# ENTRIES PROVIDED:
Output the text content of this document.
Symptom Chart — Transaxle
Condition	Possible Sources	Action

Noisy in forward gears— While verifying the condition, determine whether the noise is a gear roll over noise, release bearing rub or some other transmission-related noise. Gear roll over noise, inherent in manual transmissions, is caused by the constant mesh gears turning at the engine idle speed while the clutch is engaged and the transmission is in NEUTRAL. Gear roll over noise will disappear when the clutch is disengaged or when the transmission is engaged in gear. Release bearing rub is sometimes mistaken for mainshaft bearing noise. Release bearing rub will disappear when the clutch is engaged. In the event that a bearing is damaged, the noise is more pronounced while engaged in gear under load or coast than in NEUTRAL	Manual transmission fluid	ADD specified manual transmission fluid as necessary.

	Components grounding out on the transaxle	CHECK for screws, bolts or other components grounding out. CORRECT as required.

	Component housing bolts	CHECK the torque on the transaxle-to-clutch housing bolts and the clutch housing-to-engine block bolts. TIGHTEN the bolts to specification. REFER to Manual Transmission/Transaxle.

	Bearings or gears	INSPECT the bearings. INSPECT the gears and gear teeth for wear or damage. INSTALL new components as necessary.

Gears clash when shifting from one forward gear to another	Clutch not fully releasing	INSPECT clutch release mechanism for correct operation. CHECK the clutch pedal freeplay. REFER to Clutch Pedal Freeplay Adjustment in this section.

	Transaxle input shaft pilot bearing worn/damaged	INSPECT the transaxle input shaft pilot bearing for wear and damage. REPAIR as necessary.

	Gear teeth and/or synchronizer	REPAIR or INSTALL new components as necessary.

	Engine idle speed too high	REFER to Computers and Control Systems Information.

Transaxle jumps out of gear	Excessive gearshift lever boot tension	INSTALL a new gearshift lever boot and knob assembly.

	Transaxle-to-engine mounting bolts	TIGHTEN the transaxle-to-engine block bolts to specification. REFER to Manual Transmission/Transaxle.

# WHAT YOU WILL DO:
Give back each line above precisely as it stands.

# EXERCISE SOLUTION:
Output the text content of this document.
Symptom Chart — Transaxle
Condition	Possible Sources	Action

Noisy in forward gears— While verifying the condition, determine whether the noise is a gear roll over noise, release bearing rub or some other transmission-related noise. Gear roll over noise, inherent in manual transmissions, is caused by the constant mesh gears turning at the engine idle speed while the clutch is engaged and the transmission is in NEUTRAL. Gear roll over noise will disappear when the clutch is disengaged or when the transmission is engaged in gear. Release bearing rub is sometimes mistaken for mainshaft bearing noise. Release bearing rub will disappear when the clutch is engaged. In the event that a bearing is damaged, the noise is more pronounced while engaged in gear under load or coast than in NEUTRAL	Manual transmission fluid	ADD specified manual transmission fluid as necessary.

	Components grounding out on the transaxle	CHECK for screws, bolts or other components grounding out. CORRECT as required.

	Component housing bolts	CHECK the torque on the transaxle-to-clutch housing bolts and the clutch housing-to-engine block bolts. TIGHTEN the bolts to specification. REFER to Manual Transmission/Transaxle.

	Bearings or gears	INSPECT the bearings. INSPECT the gears and gear teeth for wear or damage. INSTALL new components as necessary.

Gears clash when shifting from one forward gear to another	Clutch not fully releasing	INSPECT clutch release mechanism for correct operation. CHECK the clutch pedal freeplay. REFER to Clutch Pedal Freeplay Adjustment in this section.

	Transaxle input shaft pilot bearing worn/damaged	INSPECT the transaxle input shaft pilot bearing for wear and damage. REPAIR as necessary.

	Gear teeth and/or synchronizer	REPAIR or INSTALL new components as necessary.

	Engine idle speed too high	REFER to Computers and Control Systems Information.

Transaxle jumps out of gear	Excessive gearshift lever boot tension	INSTALL a new gearshift lever boot and knob assembly.

	Transaxle-to-engine mounting bolts	TIGHTEN the transaxle-to-engine block bolts to specification. REFER to Manual Transmission/Transaxle.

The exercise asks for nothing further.